Your task is to print the material below exactly as presented.

Stored data
>> start

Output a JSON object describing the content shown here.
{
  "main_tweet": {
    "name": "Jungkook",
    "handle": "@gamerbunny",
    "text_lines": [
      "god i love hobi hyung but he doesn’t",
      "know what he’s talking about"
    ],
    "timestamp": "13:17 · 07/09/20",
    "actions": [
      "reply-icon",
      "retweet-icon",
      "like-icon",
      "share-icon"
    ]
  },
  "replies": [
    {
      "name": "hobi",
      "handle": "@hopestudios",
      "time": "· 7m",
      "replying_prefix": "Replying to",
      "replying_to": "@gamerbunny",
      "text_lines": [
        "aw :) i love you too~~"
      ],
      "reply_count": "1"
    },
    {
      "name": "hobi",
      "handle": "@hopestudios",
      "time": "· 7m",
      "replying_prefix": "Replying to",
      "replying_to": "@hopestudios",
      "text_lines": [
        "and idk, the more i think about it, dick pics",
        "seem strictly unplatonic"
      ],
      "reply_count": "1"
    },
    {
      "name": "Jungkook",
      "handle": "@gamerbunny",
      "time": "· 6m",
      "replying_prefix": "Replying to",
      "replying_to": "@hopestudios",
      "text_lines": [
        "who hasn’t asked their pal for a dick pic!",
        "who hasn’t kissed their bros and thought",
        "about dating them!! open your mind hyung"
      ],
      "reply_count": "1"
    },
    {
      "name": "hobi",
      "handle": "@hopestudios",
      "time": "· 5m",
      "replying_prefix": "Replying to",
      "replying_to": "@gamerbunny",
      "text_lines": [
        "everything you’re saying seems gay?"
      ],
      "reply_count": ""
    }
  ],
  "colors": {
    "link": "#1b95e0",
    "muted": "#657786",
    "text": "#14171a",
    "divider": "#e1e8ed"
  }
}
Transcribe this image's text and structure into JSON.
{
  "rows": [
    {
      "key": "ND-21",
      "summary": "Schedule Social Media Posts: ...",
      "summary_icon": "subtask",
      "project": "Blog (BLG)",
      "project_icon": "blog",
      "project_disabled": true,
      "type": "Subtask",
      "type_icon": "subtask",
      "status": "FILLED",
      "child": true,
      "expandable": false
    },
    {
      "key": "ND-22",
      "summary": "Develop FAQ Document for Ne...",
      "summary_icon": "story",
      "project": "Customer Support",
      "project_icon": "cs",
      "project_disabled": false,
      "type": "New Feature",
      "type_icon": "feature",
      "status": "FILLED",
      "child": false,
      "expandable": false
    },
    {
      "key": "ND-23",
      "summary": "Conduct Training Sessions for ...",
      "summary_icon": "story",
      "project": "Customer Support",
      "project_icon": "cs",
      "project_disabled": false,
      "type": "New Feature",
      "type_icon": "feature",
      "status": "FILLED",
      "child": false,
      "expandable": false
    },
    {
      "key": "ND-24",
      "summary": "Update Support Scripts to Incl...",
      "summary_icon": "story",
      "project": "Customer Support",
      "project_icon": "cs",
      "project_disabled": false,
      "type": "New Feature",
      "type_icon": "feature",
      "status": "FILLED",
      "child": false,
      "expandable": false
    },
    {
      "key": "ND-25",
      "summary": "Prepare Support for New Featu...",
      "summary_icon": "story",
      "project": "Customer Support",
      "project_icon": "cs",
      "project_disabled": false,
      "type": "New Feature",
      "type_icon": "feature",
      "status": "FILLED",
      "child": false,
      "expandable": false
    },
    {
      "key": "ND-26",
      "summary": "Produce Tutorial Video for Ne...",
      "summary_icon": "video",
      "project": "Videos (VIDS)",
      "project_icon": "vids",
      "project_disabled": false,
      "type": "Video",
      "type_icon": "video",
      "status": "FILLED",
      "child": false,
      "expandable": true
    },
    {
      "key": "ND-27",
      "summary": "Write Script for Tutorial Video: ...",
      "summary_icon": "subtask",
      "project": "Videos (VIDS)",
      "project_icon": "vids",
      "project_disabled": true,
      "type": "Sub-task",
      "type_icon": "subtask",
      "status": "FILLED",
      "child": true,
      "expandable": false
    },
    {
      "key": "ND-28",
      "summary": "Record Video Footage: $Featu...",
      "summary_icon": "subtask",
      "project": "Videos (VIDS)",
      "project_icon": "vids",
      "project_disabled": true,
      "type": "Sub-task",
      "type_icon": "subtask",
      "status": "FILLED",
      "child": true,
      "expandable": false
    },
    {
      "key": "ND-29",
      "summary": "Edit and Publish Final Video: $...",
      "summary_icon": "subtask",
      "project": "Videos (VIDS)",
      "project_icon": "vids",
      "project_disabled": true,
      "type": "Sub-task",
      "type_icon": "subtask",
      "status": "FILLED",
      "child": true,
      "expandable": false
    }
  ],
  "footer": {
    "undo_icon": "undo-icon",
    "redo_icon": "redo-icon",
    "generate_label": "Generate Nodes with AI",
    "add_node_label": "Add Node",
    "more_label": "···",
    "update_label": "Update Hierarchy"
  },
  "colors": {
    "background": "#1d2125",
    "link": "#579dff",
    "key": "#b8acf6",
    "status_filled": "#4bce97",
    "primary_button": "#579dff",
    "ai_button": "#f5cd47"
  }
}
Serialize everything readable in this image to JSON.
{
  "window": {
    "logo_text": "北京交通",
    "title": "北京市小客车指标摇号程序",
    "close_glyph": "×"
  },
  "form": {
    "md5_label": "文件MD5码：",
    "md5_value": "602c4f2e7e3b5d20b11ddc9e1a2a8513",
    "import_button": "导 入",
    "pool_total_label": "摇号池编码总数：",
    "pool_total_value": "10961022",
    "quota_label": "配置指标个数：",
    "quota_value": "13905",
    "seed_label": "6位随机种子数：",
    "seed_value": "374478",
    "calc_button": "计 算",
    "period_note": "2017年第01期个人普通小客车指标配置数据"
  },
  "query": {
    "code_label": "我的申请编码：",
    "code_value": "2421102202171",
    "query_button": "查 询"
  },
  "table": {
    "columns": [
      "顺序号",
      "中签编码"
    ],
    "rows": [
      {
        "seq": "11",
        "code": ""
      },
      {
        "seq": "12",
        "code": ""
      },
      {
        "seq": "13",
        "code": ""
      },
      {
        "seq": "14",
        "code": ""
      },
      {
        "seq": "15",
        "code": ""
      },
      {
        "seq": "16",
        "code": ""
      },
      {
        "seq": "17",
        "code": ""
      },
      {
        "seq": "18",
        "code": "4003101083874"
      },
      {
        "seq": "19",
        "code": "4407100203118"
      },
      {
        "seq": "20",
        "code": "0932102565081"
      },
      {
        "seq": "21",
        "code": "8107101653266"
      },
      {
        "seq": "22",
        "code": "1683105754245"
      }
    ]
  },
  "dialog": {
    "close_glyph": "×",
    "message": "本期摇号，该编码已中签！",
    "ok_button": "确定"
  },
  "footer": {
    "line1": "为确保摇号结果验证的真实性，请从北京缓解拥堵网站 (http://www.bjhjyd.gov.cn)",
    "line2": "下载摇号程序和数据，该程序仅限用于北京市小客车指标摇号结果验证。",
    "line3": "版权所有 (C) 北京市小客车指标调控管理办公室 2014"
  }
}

>> end

### TASK RESULT
Output a JSON object describing the content shown here.
{
  "main_tweet": {
    "name": "Jungkook",
    "handle": "@gamerbunny",
    "text_lines": [
      "god i love hobi hyung but he doesn’t",
      "know what he’s talking about"
    ],
    "timestamp": "13:17 · 07/09/20",
    "actions": [
      "reply-icon",
      "retweet-icon",
      "like-icon",
      "share-icon"
    ]
  },
  "replies": [
    {
      "name": "hobi",
      "handle": "@hopestudios",
      "time": "· 7m",
      "replying_prefix": "Replying to",
      "replying_to": "@gamerbunny",
      "text_lines": [
        "aw :) i love you too~~"
      ],
      "reply_count": "1"
    },
    {
      "name": "hobi",
      "handle": "@hopestudios",
      "time": "· 7m",
      "replying_prefix": "Replying to",
      "replying_to": "@hopestudios",
      "text_lines": [
        "and idk, the more i think about it, dick pics",
        "seem strictly unplatonic"
      ],
      "reply_count": "1"
    },
    {
      "name": "Jungkook",
      "handle": "@gamerbunny",
      "time": "· 6m",
      "replying_prefix": "Replying to",
      "replying_to": "@hopestudios",
      "text_lines": [
        "who hasn’t asked their pal for a dick pic!",
        "who hasn’t kissed their bros and thought",
        "about dating them!! open your mind hyung"
      ],
      "reply_count": "1"
    },
    {
      "name": "hobi",
      "handle": "@hopestudios",
      "time": "· 5m",
      "replying_prefix": "Replying to",
      "replying_to": "@gamerbunny",
      "text_lines": [
        "everything you’re saying seems gay?"
      ],
      "reply_count": ""
    }
  ],
  "colors": {
    "link": "#1b95e0",
    "muted": "#657786",
    "text": "#14171a",
    "divider": "#e1e8ed"
  }
}
Transcribe this image's text and structure into JSON.
{
  "rows": [
    {
      "key": "ND-21",
      "summary": "Schedule Social Media Posts: ...",
      "summary_icon": "subtask",
      "project": "Blog (BLG)",
      "project_icon": "blog",
      "project_disabled": true,
      "type": "Subtask",
      "type_icon": "subtask",
      "status": "FILLED",
      "child": true,
      "expandable": false
    },
    {
      "key": "ND-22",
      "summary": "Develop FAQ Document for Ne...",
      "summary_icon": "story",
      "project": "Customer Support",
      "project_icon": "cs",
      "project_disabled": false,
      "type": "New Feature",
      "type_icon": "feature",
      "status": "FILLED",
      "child": false,
      "expandable": false
    },
    {
      "key": "ND-23",
      "summary": "Conduct Training Sessions for ...",
      "summary_icon": "story",
      "project": "Customer Support",
      "project_icon": "cs",
      "project_disabled": false,
      "type": "New Feature",
      "type_icon": "feature",
      "status": "FILLED",
      "child": false,
      "expandable": false
    },
    {
      "key": "ND-24",
      "summary": "Update Support Scripts to Incl...",
      "summary_icon": "story",
      "project": "Customer Support",
      "project_icon": "cs",
      "project_disabled": false,
      "type": "New Feature",
      "type_icon": "feature",
      "status": "FILLED",
      "child": false,
      "expandable": false
    },
    {
      "key": "ND-25",
      "summary": "Prepare Support for New Featu...",
      "summary_icon": "story",
      "project": "Customer Support",
      "project_icon": "cs",
      "project_disabled": false,
      "type": "New Feature",
      "type_icon": "feature",
      "status": "FILLED",
      "child": false,
      "expandable": false
    },
    {
      "key": "ND-26",
      "summary": "Produce Tutorial Video for Ne...",
      "summary_icon": "video",
      "project": "Videos (VIDS)",
      "project_icon": "vids",
      "project_disabled": false,
      "type": "Video",
      "type_icon": "video",
      "status": "FILLED",
      "child": false,
      "expandable": true
    },
    {
      "key": "ND-27",
      "summary": "Write Script for Tutorial Video: ...",
      "summary_icon": "subtask",
      "project": "Videos (VIDS)",
      "project_icon": "vids",
      "project_disabled": true,
      "type": "Sub-task",
      "type_icon": "subtask",
      "status": "FILLED",
      "child": true,
      "expandable": false
    },
    {
      "key": "ND-28",
      "summary": "Record Video Footage: $Featu...",
      "summary_icon": "subtask",
      "project": "Videos (VIDS)",
      "project_icon": "vids",
      "project_disabled": true,
      "type": "Sub-task",
      "type_icon": "subtask",
      "status": "FILLED",
      "child": true,
      "expandable": false
    },
    {
      "key": "ND-29",
      "summary": "Edit and Publish Final Video: $...",
      "summary_icon": "subtask",
      "project": "Videos (VIDS)",
      "project_icon": "vids",
      "project_disabled": true,
      "type": "Sub-task",
      "type_icon": "subtask",
      "status": "FILLED",
      "child": true,
      "expandable": false
    }
  ],
  "footer": {
    "undo_icon": "undo-icon",
    "redo_icon": "redo-icon",
    "generate_label": "Generate Nodes with AI",
    "add_node_label": "Add Node",
    "more_label": "···",
    "update_label": "Update Hierarchy"
  },
  "colors": {
    "background": "#1d2125",
    "link": "#579dff",
    "key": "#b8acf6",
    "status_filled": "#4bce97",
    "primary_button": "#579dff",
    "ai_button": "#f5cd47"
  }
}
Serialize everything readable in this image to JSON.
{
  "window": {
    "logo_text": "北京交通",
    "title": "北京市小客车指标摇号程序",
    "close_glyph": "×"
  },
  "form": {
    "md5_label": "文件MD5码：",
    "md5_value": "602c4f2e7e3b5d20b11ddc9e1a2a8513",
    "import_button": "导 入",
    "pool_total_label": "摇号池编码总数：",
    "pool_total_value": "10961022",
    "quota_label": "配置指标个数：",
    "quota_value": "13905",
    "seed_label": "6位随机种子数：",
    "seed_value": "374478",
    "calc_button": "计 算",
    "period_note": "2017年第01期个人普通小客车指标配置数据"
  },
  "query": {
    "code_label": "我的申请编码：",
    "code_value": "2421102202171",
    "query_button": "查 询"
  },
  "table": {
    "columns": [
      "顺序号",
      "中签编码"
    ],
    "rows": [
      {
        "seq": "11",
        "code": ""
      },
      {
        "seq": "12",
        "code": ""
      },
      {
        "seq": "13",
        "code": ""
      },
      {
        "seq": "14",
        "code": ""
      },
      {
        "seq": "15",
        "code": ""
      },
      {
        "seq": "16",
        "code": ""
      },
      {
        "seq": "17",
        "code": ""
      },
      {
        "seq": "18",
        "code": "4003101083874"
      },
      {
        "seq": "19",
        "code": "4407100203118"
      },
      {
        "seq": "20",
        "code": "0932102565081"
      },
      {
        "seq": "21",
        "code": "8107101653266"
      },
      {
        "seq": "22",
        "code": "1683105754245"
      }
    ]
  },
  "dialog": {
    "close_glyph": "×",
    "message": "本期摇号，该编码已中签！",
    "ok_button": "确定"
  },
  "footer": {
    "line1": "为确保摇号结果验证的真实性，请从北京缓解拥堵网站 (http://www.bjhjyd.gov.cn)",
    "line2": "下载摇号程序和数据，该程序仅限用于北京市小客车指标摇号结果验证。",
    "line3": "版权所有 (C) 北京市小客车指标调控管理办公室 2014"
  }
}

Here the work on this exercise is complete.